**GOAL**
Copy out the article below about photographing underwater war wrecks, word for word and in full.

**SELECTED EXCERPT**
Last year, British photographer Steve Jones shot the well-preserved wreck of the World War Two US bomber B-17G Flying Fortress off the island of Vis, Croatia. The aircraft crashed in 1944 after getting hit by anti-aircraft fire, killing co-pilot, Ernest Vienneau.

“In years to come, many of the ships and aircraft lost during the World Wars will be gone forever.”

Diving such sites can be both “exhilarating and spectacular” and “sombre and sad” when there has been loss of life, says Jones; something that hit home particularly hard on this shoot.

The images Jones captured ended up having a surprisingly personal impact after he entered the photographs in the Underwater Photographer of the Year awards. His entry was published and spotted by the late co-pilot's family who got in touch with Jones.

“They had never seen images of his resting place,” says Jones. “The follow-on correspondence meant even more to me than the dive itself.”

“From descending into the massive cylindrical turret armour of the WW1 Battleship HMS Audacious, to seeing the deck of the WW2 wreck SS Empire Heritage covered in Sherman tanks, I’m frequently left in awe of what I’ve seen,” he says.

But these relics from one of the bloodiest chapters in human history are slowly disappearing.

“In years to come many of the ships and aircraft lost during the World Wars will be gone forever,” says Jones.

Since wrecks deteriorate over time, he says, photographing them is “capturing a point in history that will never be seen again”.

“Underwater photography and scuba diving is a form of meditation.”

“When you dive on a wreck that has lain on the seabed, sometimes over a hundred years, it's like time stood still,” says Anders Nyberg, a freelance photographer from the Swedish island of Gotland.

His favourite technique is to showcase familiar objects in the strange, other-worldly setting of the deep.

“It may be a door handle, a vase or a binocular, furniture or a wall with a tool that hangs neatly left on the wall. It is so I like it, untouched, to get the best pictures,” he says.

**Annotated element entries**
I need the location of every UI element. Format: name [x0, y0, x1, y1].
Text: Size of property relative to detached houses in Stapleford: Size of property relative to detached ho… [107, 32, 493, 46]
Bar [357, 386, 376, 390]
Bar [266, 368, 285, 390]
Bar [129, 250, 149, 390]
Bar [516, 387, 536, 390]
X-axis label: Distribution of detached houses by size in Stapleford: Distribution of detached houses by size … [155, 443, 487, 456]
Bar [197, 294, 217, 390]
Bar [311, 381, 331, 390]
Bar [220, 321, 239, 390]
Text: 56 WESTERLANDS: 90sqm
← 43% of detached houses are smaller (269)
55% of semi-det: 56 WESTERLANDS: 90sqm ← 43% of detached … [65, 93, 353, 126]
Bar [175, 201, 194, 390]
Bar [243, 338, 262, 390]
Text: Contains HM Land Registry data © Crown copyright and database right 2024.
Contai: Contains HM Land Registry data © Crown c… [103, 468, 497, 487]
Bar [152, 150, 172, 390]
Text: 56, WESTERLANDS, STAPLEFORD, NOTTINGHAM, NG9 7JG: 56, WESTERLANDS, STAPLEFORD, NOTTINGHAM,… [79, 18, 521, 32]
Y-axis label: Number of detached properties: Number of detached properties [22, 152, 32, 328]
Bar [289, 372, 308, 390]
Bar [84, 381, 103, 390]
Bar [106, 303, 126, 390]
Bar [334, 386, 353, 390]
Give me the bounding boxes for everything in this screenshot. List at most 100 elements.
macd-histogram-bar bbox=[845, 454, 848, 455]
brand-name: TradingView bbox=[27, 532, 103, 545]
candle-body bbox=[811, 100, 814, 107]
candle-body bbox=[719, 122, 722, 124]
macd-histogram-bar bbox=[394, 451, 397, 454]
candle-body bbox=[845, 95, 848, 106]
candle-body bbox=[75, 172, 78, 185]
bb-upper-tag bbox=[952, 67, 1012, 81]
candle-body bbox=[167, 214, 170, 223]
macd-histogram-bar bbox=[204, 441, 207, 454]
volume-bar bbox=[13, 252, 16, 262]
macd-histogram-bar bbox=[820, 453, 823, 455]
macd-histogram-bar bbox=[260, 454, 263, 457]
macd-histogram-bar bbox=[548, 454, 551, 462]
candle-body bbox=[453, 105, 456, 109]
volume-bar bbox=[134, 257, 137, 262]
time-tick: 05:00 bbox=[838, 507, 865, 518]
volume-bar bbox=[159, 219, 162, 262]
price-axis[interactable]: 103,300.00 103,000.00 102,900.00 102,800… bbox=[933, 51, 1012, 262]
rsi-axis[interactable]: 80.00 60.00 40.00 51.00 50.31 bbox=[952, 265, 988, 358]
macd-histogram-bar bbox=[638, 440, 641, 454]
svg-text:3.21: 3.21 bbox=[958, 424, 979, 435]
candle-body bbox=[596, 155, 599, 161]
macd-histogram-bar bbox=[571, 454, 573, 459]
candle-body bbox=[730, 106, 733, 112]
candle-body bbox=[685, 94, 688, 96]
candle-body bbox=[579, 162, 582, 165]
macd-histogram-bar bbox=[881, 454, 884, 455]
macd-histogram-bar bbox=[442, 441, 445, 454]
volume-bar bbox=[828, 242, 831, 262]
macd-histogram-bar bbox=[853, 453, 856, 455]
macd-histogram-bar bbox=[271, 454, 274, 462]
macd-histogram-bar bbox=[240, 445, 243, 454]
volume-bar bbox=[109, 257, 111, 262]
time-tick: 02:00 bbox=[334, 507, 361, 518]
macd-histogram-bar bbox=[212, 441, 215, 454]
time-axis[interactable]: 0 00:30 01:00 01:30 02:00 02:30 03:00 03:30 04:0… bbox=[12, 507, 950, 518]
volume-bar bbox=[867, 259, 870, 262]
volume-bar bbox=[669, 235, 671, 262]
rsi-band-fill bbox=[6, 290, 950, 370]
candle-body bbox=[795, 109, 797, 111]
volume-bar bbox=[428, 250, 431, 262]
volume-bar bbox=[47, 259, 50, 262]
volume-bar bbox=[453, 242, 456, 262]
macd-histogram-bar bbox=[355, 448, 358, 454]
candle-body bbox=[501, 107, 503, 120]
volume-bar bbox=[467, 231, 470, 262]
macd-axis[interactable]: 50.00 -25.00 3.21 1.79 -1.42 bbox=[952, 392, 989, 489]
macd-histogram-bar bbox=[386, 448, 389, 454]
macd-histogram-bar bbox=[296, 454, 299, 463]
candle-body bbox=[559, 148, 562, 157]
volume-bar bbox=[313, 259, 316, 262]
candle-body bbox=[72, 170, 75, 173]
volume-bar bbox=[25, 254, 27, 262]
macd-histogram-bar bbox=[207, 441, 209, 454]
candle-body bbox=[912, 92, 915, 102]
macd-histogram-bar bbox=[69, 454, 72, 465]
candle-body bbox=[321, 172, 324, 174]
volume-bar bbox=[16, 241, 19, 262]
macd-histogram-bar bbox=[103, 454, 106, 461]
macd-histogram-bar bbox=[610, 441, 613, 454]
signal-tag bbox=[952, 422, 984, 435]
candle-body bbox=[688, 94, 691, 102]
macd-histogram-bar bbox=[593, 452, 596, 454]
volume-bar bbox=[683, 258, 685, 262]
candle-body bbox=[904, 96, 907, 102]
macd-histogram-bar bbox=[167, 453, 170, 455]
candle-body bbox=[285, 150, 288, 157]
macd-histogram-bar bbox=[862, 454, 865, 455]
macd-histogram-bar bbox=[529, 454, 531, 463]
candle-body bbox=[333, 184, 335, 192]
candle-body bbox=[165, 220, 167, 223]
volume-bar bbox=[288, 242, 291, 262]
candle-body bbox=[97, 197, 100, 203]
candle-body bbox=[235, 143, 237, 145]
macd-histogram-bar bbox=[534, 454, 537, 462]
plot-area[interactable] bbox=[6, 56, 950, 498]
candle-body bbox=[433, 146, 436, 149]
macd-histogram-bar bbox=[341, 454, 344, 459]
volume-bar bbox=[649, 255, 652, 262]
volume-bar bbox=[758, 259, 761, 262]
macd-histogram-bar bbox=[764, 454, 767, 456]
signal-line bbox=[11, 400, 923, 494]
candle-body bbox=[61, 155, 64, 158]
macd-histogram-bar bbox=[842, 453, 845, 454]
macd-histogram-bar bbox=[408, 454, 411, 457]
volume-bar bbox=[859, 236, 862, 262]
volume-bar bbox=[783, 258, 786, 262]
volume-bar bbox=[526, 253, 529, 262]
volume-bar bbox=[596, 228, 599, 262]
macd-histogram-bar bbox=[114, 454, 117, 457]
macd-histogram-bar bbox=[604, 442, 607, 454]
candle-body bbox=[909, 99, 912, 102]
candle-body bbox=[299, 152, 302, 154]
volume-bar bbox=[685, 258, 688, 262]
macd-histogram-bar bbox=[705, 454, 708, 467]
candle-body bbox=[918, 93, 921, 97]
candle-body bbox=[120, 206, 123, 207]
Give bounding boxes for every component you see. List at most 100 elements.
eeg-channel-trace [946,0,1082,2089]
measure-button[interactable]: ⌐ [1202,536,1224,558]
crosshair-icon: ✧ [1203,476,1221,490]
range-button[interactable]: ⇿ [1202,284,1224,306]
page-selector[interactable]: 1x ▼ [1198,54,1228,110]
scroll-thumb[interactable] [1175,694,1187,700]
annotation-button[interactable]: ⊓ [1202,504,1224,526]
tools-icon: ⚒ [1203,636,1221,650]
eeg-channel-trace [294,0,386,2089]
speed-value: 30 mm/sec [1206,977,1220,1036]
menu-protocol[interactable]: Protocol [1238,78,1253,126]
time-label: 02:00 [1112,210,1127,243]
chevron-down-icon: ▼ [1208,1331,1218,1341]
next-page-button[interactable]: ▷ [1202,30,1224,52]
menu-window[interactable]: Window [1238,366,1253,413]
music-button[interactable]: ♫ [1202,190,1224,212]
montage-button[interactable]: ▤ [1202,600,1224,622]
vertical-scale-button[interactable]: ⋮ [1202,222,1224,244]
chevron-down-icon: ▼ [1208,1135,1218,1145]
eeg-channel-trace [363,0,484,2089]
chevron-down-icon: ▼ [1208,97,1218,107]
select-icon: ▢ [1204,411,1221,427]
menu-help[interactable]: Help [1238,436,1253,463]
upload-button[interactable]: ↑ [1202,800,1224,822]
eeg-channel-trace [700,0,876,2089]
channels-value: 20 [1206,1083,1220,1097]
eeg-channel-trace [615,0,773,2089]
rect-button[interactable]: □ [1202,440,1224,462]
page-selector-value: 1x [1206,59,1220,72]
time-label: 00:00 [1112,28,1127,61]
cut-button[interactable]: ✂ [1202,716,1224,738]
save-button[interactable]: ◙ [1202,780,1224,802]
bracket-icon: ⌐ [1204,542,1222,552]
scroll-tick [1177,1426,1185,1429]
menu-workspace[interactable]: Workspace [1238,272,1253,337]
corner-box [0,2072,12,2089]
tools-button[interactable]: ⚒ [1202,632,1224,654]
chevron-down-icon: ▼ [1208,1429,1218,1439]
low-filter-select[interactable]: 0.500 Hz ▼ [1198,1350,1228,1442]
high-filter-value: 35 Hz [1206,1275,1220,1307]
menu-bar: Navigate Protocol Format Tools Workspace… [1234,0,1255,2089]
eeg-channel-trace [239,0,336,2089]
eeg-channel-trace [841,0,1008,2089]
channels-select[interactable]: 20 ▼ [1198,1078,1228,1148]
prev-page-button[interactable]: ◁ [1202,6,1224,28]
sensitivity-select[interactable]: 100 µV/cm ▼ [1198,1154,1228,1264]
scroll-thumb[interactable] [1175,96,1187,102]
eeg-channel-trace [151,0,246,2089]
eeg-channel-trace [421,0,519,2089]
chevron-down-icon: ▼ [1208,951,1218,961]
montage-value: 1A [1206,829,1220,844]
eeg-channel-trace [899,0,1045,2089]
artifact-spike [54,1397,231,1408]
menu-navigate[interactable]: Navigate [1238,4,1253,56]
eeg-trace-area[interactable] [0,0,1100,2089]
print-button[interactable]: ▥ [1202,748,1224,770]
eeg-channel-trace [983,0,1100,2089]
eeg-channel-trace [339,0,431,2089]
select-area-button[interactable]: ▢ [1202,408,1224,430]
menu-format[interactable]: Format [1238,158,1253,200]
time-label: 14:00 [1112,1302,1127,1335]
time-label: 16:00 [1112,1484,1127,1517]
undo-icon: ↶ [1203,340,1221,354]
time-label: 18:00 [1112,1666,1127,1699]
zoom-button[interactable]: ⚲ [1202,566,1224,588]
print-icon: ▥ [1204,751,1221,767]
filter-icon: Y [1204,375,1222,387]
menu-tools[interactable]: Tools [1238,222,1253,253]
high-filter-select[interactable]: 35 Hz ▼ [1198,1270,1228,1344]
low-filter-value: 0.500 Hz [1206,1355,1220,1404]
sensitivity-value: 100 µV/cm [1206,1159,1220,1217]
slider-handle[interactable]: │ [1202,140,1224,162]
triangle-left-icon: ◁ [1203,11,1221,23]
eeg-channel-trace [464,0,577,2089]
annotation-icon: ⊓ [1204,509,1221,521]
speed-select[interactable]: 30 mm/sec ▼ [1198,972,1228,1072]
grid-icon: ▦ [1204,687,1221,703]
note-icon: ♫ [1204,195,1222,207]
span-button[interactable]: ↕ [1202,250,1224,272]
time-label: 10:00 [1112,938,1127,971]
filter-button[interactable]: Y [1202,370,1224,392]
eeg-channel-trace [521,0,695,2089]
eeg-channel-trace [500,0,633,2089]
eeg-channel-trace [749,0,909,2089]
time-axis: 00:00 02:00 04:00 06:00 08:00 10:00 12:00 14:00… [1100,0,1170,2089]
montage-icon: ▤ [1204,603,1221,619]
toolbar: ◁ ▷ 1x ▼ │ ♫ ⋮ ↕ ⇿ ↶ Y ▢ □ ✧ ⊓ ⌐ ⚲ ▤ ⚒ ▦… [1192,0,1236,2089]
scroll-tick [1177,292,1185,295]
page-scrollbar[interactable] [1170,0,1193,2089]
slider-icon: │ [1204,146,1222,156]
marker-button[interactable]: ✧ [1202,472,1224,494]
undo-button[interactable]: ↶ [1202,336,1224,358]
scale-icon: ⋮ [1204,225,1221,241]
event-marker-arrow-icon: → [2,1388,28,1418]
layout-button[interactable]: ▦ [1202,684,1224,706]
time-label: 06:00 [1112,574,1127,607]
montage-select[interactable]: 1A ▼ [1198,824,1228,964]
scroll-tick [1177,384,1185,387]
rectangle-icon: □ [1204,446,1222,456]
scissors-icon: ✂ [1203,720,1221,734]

**THE RESULT**
Last year, British photographer Steve Jones shot the well-preserved wreck of the World War Two US bomber B-17G Flying Fortress off the island of Vis, Croatia. The aircraft crashed in 1944 after getting hit by anti-aircraft fire, killing co-pilot, Ernest Vienneau.

“In years to come, many of the ships and aircraft lost during the World Wars will be gone forever.”

Diving such sites can be both “exhilarating and spectacular” and “sombre and sad” when there has been loss of life, says Jones; something that hit home particularly hard on this shoot.

The images Jones captured ended up having a surprisingly personal impact after he entered the photographs in the Underwater Photographer of the Year awards. His entry was published and spotted by the late co-pilot's family who got in touch with Jones.

“They had never seen images of his resting place,” says Jones. “The follow-on correspondence meant even more to me than the dive itself.”

“From descending into the massive cylindrical turret armour of the WW1 Battleship HMS Audacious, to seeing the deck of the WW2 wreck SS Empire Heritage covered in Sherman tanks, I’m frequently left in awe of what I’ve seen,” he says.

But these relics from one of the bloodiest chapters in human history are slowly disappearing.

“In years to come many of the ships and aircraft lost during the World Wars will be gone forever,” says Jones.

Since wrecks deteriorate over time, he says, photographing them is “capturing a point in history that will never be seen again”.

“Underwater photography and scuba diving is a form of meditation.”

“When you dive on a wreck that has lain on the seabed, sometimes over a hundred years, it's like time stood still,” says Anders Nyberg, a freelance photographer from the Swedish island of Gotland.

His favourite technique is to showcase familiar objects in the strange, other-worldly setting of the deep.

“It may be a door handle, a vase or a binocular, furniture or a wall with a tool that hangs neatly left on the wall. It is so I like it, untouched, to get the best pictures,” he says.